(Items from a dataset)

— BEGIN —

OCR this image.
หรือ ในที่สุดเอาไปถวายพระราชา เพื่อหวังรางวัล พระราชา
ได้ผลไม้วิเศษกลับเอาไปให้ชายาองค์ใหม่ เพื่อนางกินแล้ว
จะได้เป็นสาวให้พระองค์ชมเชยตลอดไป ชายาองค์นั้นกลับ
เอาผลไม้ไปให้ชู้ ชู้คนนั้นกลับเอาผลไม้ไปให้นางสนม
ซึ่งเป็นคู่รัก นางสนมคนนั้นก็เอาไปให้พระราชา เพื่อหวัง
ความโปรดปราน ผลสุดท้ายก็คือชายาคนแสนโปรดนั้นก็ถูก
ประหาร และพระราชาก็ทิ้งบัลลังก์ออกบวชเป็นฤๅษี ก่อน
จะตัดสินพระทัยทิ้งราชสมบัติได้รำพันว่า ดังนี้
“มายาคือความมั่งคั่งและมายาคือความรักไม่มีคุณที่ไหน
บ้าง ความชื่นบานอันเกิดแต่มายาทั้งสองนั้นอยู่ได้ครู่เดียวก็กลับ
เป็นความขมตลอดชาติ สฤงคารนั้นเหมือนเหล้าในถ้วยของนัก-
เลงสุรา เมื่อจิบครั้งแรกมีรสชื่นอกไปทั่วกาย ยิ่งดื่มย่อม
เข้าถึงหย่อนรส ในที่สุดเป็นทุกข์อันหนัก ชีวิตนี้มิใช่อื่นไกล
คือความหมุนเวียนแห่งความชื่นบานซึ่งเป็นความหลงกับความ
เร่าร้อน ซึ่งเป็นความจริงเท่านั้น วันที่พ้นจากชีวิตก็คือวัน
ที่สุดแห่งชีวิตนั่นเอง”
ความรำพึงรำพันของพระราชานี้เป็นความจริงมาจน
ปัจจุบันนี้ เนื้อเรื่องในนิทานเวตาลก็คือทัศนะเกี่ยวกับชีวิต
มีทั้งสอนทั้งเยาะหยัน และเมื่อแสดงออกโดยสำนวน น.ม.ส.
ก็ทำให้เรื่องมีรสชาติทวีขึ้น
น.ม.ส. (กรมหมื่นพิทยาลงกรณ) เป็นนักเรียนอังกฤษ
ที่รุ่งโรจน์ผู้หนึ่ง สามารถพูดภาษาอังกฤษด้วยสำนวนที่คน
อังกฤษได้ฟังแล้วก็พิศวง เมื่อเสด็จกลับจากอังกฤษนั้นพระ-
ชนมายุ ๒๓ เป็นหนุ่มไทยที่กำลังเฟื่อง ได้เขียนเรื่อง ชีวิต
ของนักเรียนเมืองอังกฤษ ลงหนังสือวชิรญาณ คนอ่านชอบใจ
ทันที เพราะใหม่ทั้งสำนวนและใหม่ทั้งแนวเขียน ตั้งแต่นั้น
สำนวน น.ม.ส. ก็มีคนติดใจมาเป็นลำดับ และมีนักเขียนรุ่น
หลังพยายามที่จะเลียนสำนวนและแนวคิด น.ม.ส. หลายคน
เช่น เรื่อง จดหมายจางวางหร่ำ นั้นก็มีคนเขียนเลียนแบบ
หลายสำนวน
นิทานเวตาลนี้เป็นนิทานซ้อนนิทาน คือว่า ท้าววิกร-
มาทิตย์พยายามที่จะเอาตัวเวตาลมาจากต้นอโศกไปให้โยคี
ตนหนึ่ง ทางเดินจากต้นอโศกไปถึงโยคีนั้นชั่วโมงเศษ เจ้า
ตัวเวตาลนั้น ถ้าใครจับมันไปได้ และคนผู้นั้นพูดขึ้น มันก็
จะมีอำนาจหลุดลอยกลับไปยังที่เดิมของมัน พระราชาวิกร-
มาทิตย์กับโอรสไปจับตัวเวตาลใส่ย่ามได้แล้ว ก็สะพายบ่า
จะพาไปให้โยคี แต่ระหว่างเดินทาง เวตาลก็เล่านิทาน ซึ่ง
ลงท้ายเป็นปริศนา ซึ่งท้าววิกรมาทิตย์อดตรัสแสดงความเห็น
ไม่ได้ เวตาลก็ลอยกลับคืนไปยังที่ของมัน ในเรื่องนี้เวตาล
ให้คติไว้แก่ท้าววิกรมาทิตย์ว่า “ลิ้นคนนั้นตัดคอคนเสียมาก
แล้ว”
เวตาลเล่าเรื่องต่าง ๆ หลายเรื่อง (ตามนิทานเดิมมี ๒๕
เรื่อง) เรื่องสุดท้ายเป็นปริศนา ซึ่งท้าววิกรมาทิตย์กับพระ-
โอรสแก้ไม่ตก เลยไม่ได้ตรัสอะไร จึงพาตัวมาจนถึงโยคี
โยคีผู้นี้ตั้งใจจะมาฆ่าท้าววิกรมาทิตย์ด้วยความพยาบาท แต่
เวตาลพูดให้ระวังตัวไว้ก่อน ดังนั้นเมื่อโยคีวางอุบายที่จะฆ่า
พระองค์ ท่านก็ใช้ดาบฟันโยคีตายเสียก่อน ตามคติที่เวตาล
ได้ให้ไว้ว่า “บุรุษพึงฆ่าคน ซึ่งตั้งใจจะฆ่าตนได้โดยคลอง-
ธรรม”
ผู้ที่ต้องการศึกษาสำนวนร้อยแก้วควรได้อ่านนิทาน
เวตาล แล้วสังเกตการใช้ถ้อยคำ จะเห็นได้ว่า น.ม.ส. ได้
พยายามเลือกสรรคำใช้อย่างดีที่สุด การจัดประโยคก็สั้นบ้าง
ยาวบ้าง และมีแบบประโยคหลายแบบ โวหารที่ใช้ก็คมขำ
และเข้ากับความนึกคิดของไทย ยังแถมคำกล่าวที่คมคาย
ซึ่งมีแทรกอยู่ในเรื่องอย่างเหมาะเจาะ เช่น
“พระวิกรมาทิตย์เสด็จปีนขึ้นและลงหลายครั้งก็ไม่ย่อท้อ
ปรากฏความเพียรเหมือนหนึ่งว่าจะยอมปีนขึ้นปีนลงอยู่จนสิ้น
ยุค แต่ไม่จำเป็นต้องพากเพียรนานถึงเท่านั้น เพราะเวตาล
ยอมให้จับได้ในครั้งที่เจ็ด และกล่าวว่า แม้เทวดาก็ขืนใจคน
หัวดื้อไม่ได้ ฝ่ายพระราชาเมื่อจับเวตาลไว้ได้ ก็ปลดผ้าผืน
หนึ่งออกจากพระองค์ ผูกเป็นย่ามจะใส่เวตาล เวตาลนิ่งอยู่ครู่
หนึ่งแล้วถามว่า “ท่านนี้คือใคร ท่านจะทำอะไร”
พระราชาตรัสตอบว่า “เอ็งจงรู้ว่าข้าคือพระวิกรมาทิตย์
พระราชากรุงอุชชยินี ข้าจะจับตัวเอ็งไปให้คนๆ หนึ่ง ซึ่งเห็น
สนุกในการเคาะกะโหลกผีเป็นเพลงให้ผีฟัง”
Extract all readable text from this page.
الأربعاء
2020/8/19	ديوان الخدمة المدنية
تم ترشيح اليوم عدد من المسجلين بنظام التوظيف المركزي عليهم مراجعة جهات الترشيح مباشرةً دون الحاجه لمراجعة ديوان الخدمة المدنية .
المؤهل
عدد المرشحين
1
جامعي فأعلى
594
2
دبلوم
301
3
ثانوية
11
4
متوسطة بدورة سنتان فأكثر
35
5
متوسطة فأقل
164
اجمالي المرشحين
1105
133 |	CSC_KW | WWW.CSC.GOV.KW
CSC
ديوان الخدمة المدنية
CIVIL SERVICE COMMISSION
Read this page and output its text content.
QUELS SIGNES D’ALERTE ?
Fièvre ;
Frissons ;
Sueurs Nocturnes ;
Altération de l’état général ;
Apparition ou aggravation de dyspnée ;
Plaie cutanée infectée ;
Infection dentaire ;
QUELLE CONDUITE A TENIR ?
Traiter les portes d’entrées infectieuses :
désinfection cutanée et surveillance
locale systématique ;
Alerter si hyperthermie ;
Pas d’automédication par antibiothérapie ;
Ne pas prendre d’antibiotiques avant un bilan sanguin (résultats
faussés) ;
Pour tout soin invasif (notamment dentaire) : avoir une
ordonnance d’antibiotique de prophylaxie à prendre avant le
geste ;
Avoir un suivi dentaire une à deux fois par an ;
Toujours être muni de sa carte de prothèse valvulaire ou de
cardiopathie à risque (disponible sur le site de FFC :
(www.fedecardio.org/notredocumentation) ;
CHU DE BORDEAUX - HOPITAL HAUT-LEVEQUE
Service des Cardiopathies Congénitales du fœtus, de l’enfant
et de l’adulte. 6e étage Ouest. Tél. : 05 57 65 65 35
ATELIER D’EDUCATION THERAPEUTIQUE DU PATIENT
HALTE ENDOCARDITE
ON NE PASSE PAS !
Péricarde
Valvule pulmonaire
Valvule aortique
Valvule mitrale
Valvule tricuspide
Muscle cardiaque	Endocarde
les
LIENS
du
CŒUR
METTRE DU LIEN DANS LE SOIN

— END —

Direction:
Scan the lines above for "المدنية", then copy every one that has it.

Response to the task:
2020/8/19	ديوان الخدمة المدنية
تم ترشيح اليوم عدد من المسجلين بنظام التوظيف المركزي عليهم مراجعة جهات الترشيح مباشرةً دون الحاجه لمراجعة ديوان الخدمة المدنية .
ديوان الخدمة المدنية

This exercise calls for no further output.